Exercise details:
Using the article on Indianapolis 500 qualifying below, answer each question.
(a) What average speed did Andretti post over his four laps?
(b) How long after her qualifying run was put on hold did Patrick finally take the course?
(c) Which three other women joined Patrick in the 2011 field?

Selected text:
━━━━━━━━

That meant, with literally one minute to go, Andretti rolled on to the storied 2.5-mile race course – as a smattering of fans who had survived two rain delays and one brutal thunderstorm – looked on. Andretti's target was Hunter-Reay. Four exceptional laps later (224.628mph average) put Andretti solidly in the field and his teammate and IndyCar series regular on the trailer home.

"I can't even process this right now. It's just devastating," said a bewildered, tearful Hunter-Reay as a tried to grasp the moment. "We struggled all month, or all week, to find speed, and it just wasn't there."

Hunter-Reay's team owner Michael Andretti was a mixed bag: Marco, his son, had qualified for the Indianapolis 500, while Hunter-Reay, his driver, had missed the field.

"As an owner, this [Indianapolis 500] is my worst ever," Michael Andretti said, himself a veteran of vast Indianapolis disappointment as a driver.

Still, Marco knew the importance.

"It was either going to be in the wall or in the show," he said. "It's a bummer that we were in this position, but I'm grateful to be in."

Adding insult to injury and likely to be left mostly out of the conversation is Mike Conway, another Andretti Autosport driver, failing to make the field of 33. With a win to his name already this season, Conway was fifth in IndyCar points and looking to make amends with a track that ended his 2010 season in the most brutal of manners. It was Conway who ended last year's 500 with a violent, flipping crash on the final lap that left the Brit with a broken leg and compressed vertebrae.

But before the bumping – where 30 drivers were vying for 24 spots in the 33-car field – there was the rain that would have put IndyCar's marketing machine in a tailspin.

Patrick, who had decent speed all week in practice, suddenly began having issues during Saturday's Pole Day and lost considerable speed. As a result, she was on the outside looking in to the mostly locked-in field.

Rain was in the forecast Sunday and IndyCar rules guarantee each non-qualified driver one shot in a random order. As qualifying started with rain clouds threatening, Patrick's team made an improper adjustment and the car failed qualifying technical inspection. Patrick, by default, had missed her guaranteed opportunity and was pushed to the back of the line.

Two drivers were able to qualify before the rain came. After the track dried, all but one driver was able to make a qualifying run. But as Patrick sat in her lime green No. 7, the rain started to fall again. On track before her was open wheel champion Paul Tracy, who failed to qualify last year. He impressively completed a fast run. He later said the rain drops were causing his 230-mph race car to skate through the corners.

Tracy would be the last qualifier before rain became heavy enough that IRL officials stopped time trials with Danica seated, strapped in and ready to go.

For the next few hours, there was a very real possibility that Patrick could miss the Indianapolis 500.

Keep in mind, the 500 was where "Danica" became a household name in 2005 when she became the first woman to ever lead the storied race. The 500 was where Patrick infamously marched up pit road after an incident with Ryan Briscoe knocked her from the race. The 500 is what made Danica Patrick.

But just as the media center was abuzz and the questions started to fly – would Danica buy her way into the 500 field? – the skies cleared for the second time. In what might be an unofficial record for track drying at Indianapolis, the 2.5-mile behemoth opened again just before 5 p.m. Just 1 hour, 31 minutes after her qualifying run was put on hold, Patrick finally took the course.

Four laps at 224.861 mph later, Patrick had sent in a no-doubter of her own by qualifying 26th. She became the fourth woman in the 2011 field, along with Simona De Silvestro, Pippa Mann and Ana Beatriz.

"That's Indy," Patrick said. "I've always said that this place is its own person. It reads you when you're nervous. It reads you when you're not confident. It reads you when you are. It throws a lot at you, but that's why this is the greatest racetrack in the world."

This weekend at Indianapolis went a long way to prove that. And more importantly, it may have proven that to a generation of fans jaded from open-wheel's 1995 split.

Is the Indianapolis 500 back? That's a question I know my authority can't answer. But I sure won't miss next Sunday's 500 miles in a bid to find out.

━━━━━━━━

Document understanding data:
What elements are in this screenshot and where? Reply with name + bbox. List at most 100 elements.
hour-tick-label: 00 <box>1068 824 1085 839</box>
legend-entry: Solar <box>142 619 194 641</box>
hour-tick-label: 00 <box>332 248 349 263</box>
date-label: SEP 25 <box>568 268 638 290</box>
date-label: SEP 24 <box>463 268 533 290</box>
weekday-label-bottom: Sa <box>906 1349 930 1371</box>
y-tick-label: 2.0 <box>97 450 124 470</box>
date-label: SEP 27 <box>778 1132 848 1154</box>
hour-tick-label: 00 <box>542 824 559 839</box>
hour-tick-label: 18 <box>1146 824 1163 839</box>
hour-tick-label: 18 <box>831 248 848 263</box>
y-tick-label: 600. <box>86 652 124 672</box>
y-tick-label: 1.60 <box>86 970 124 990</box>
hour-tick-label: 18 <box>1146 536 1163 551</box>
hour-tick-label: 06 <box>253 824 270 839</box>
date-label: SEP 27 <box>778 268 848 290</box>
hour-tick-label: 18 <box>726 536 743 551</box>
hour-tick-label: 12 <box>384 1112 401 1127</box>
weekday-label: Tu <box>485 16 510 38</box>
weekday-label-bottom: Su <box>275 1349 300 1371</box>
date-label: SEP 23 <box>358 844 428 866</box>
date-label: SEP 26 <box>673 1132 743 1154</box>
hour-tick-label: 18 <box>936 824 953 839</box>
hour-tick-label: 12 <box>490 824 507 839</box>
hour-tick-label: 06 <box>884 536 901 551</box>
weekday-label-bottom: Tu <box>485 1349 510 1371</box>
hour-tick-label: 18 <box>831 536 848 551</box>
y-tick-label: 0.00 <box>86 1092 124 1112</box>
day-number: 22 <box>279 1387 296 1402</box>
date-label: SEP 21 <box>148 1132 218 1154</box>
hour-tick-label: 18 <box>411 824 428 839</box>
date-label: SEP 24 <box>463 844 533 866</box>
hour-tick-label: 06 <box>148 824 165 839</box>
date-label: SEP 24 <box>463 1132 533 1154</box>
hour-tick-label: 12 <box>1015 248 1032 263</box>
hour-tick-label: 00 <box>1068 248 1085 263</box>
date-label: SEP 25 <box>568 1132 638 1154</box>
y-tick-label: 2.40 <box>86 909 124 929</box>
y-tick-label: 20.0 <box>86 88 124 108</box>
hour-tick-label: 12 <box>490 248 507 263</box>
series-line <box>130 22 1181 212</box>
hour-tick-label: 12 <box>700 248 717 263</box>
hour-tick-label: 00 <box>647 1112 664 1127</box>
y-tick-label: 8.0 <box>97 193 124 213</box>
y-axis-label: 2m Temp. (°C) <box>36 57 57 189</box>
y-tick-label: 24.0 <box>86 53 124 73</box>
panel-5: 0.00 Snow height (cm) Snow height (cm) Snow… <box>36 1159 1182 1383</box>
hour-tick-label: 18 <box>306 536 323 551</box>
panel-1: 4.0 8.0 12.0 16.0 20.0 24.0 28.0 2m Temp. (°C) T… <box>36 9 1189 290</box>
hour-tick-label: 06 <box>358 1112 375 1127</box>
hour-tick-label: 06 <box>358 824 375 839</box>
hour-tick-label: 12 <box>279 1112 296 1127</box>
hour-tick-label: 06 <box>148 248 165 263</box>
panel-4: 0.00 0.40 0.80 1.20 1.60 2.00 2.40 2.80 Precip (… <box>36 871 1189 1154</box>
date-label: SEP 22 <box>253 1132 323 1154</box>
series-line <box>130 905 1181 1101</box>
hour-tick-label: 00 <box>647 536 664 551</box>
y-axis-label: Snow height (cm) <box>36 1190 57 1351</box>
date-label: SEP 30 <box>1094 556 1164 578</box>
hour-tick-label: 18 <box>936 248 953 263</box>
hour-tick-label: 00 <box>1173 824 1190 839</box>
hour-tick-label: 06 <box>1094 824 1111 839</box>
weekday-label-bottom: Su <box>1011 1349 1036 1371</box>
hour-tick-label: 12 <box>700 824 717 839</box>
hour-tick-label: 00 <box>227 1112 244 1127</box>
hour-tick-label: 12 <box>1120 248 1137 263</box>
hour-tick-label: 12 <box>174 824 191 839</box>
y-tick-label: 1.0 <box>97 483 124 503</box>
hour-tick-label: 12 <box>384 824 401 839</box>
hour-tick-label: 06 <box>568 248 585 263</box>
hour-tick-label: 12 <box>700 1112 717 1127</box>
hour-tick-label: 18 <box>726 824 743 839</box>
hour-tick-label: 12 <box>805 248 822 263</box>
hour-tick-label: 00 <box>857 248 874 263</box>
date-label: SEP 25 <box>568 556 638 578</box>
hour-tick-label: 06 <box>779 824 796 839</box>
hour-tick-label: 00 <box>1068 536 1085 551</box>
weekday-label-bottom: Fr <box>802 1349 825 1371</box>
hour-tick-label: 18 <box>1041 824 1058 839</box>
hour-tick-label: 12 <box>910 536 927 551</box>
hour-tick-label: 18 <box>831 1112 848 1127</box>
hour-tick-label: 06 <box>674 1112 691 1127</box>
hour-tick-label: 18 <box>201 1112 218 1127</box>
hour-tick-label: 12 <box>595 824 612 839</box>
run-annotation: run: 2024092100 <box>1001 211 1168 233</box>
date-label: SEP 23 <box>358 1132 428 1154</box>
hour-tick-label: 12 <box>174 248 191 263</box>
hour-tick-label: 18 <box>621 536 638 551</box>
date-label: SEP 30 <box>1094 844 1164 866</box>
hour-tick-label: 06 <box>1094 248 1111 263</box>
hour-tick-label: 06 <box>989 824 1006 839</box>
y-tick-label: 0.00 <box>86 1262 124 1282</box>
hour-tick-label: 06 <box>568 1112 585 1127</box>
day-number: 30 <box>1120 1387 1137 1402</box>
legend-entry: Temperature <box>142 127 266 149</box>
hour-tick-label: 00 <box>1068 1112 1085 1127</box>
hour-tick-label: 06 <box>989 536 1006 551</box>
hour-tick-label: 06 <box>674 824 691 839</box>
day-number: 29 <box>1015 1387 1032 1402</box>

━━━━━━━━

Solution to the exercise:
(a) 224.628 mph
(b) 1 hour, 31 minutes
(c) Simona De Silvestro, Pippa Mann and Ana Beatriz